Records from a collection of figures
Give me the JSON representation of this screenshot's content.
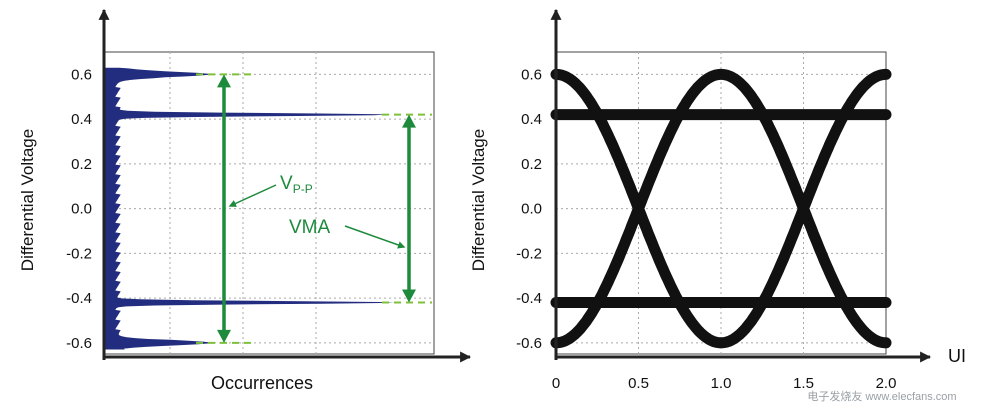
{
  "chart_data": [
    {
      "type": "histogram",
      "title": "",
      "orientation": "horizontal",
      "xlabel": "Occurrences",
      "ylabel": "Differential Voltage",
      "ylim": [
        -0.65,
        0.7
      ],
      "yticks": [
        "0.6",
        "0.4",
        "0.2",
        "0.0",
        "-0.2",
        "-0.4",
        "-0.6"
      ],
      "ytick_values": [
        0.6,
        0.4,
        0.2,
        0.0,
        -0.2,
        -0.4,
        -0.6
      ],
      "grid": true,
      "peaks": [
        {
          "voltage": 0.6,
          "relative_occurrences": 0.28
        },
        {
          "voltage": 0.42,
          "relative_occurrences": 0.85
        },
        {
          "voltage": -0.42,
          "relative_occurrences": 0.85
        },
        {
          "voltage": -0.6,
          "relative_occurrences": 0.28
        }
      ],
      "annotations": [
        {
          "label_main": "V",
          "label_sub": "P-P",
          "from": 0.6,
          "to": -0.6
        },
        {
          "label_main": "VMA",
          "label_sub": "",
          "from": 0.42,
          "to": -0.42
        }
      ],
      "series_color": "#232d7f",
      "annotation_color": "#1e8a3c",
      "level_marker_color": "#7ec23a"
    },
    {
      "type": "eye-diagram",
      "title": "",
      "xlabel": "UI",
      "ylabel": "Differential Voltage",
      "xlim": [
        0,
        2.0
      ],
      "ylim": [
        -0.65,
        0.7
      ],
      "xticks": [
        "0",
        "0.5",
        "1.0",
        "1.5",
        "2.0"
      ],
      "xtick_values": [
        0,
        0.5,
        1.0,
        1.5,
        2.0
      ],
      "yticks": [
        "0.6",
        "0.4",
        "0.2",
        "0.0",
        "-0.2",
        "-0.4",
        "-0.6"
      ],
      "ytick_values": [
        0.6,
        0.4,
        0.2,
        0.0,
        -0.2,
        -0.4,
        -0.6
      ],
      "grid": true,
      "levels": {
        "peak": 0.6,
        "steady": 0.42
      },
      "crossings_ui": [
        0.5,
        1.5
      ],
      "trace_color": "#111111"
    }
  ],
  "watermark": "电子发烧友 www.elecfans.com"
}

Problem statement: Omit the images and transcribe all of the records above word for word.

Output of the task:
Give me the JSON representation of this screenshot's content.
{
  "chart_data": [
    {
      "type": "histogram",
      "title": "",
      "orientation": "horizontal",
      "xlabel": "Occurrences",
      "ylabel": "Differential Voltage",
      "ylim": [
        -0.65,
        0.7
      ],
      "yticks": [
        "0.6",
        "0.4",
        "0.2",
        "0.0",
        "-0.2",
        "-0.4",
        "-0.6"
      ],
      "ytick_values": [
        0.6,
        0.4,
        0.2,
        0.0,
        -0.2,
        -0.4,
        -0.6
      ],
      "grid": true,
      "peaks": [
        {
          "voltage": 0.6,
          "relative_occurrences": 0.28
        },
        {
          "voltage": 0.42,
          "relative_occurrences": 0.85
        },
        {
          "voltage": -0.42,
          "relative_occurrences": 0.85
        },
        {
          "voltage": -0.6,
          "relative_occurrences": 0.28
        }
      ],
      "annotations": [
        {
          "label_main": "V",
          "label_sub": "P-P",
          "from": 0.6,
          "to": -0.6
        },
        {
          "label_main": "VMA",
          "label_sub": "",
          "from": 0.42,
          "to": -0.42
        }
      ],
      "series_color": "#232d7f",
      "annotation_color": "#1e8a3c",
      "level_marker_color": "#7ec23a"
    },
    {
      "type": "eye-diagram",
      "title": "",
      "xlabel": "UI",
      "ylabel": "Differential Voltage",
      "xlim": [
        0,
        2.0
      ],
      "ylim": [
        -0.65,
        0.7
      ],
      "xticks": [
        "0",
        "0.5",
        "1.0",
        "1.5",
        "2.0"
      ],
      "xtick_values": [
        0,
        0.5,
        1.0,
        1.5,
        2.0
      ],
      "yticks": [
        "0.6",
        "0.4",
        "0.2",
        "0.0",
        "-0.2",
        "-0.4",
        "-0.6"
      ],
      "ytick_values": [
        0.6,
        0.4,
        0.2,
        0.0,
        -0.2,
        -0.4,
        -0.6
      ],
      "grid": true,
      "levels": {
        "peak": 0.6,
        "steady": 0.42
      },
      "crossings_ui": [
        0.5,
        1.5
      ],
      "trace_color": "#111111"
    }
  ],
  "watermark": "电子发烧友 www.elecfans.com"
}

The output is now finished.